- **Dataset content**:
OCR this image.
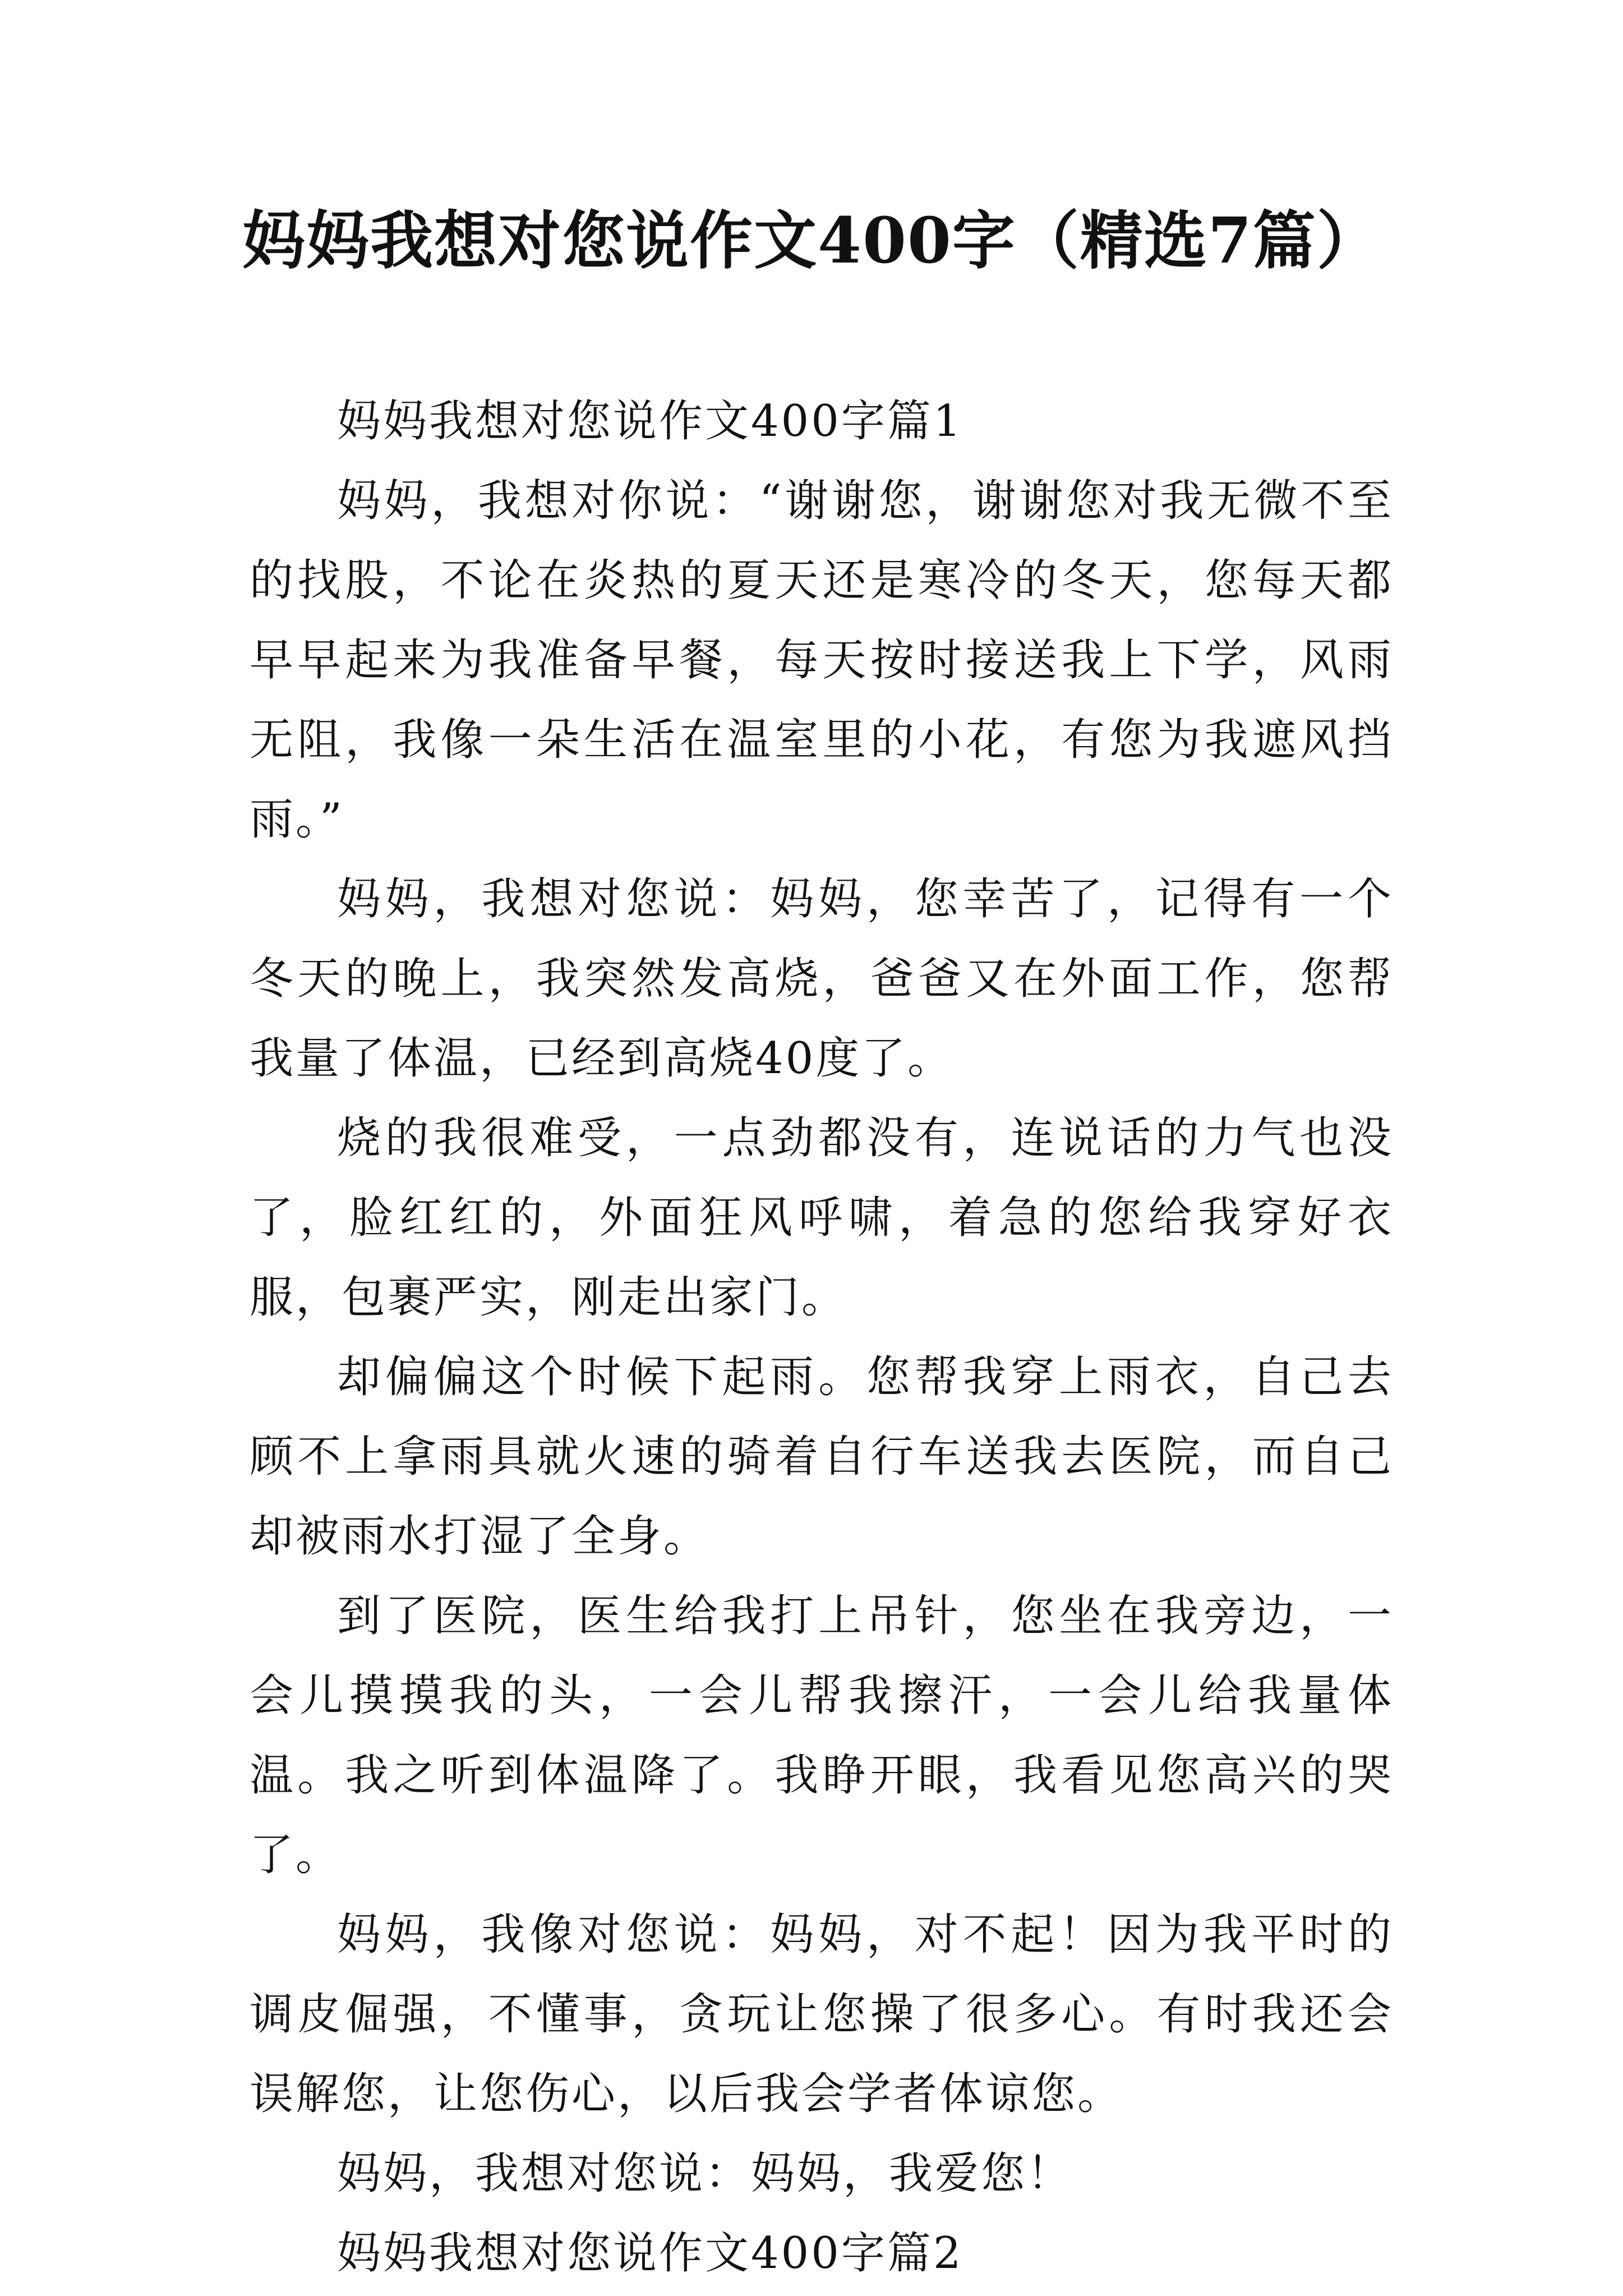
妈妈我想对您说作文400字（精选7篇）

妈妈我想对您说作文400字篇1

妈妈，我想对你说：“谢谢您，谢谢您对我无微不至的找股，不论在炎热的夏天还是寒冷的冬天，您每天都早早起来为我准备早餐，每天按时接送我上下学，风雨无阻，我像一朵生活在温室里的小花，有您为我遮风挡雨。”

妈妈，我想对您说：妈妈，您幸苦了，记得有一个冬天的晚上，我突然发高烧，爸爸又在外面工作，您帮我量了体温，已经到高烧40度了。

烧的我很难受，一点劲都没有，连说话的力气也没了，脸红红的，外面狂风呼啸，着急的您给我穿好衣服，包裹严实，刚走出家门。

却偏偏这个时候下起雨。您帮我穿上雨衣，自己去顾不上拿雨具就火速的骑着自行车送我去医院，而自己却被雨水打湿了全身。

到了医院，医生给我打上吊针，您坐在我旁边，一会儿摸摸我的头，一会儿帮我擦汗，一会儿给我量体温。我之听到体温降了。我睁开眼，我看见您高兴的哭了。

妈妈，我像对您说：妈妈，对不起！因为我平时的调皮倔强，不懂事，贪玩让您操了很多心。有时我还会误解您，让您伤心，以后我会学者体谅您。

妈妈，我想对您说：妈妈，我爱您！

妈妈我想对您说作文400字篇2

- **Stated exercise**: Keep the pictures out of the copy and write out the data exactly as it stands.

- **Worked answer**:
OCR this image.
妈妈我想对您说作文400字（精选7篇）

妈妈我想对您说作文400字篇1

妈妈，我想对你说：“谢谢您，谢谢您对我无微不至的找股，不论在炎热的夏天还是寒冷的冬天，您每天都早早起来为我准备早餐，每天按时接送我上下学，风雨无阻，我像一朵生活在温室里的小花，有您为我遮风挡雨。”

妈妈，我想对您说：妈妈，您幸苦了，记得有一个冬天的晚上，我突然发高烧，爸爸又在外面工作，您帮我量了体温，已经到高烧40度了。

烧的我很难受，一点劲都没有，连说话的力气也没了，脸红红的，外面狂风呼啸，着急的您给我穿好衣服，包裹严实，刚走出家门。

却偏偏这个时候下起雨。您帮我穿上雨衣，自己去顾不上拿雨具就火速的骑着自行车送我去医院，而自己却被雨水打湿了全身。

到了医院，医生给我打上吊针，您坐在我旁边，一会儿摸摸我的头，一会儿帮我擦汗，一会儿给我量体温。我之听到体温降了。我睁开眼，我看见您高兴的哭了。

妈妈，我像对您说：妈妈，对不起！因为我平时的调皮倔强，不懂事，贪玩让您操了很多心。有时我还会误解您，让您伤心，以后我会学者体谅您。

妈妈，我想对您说：妈妈，我爱您！

妈妈我想对您说作文400字篇2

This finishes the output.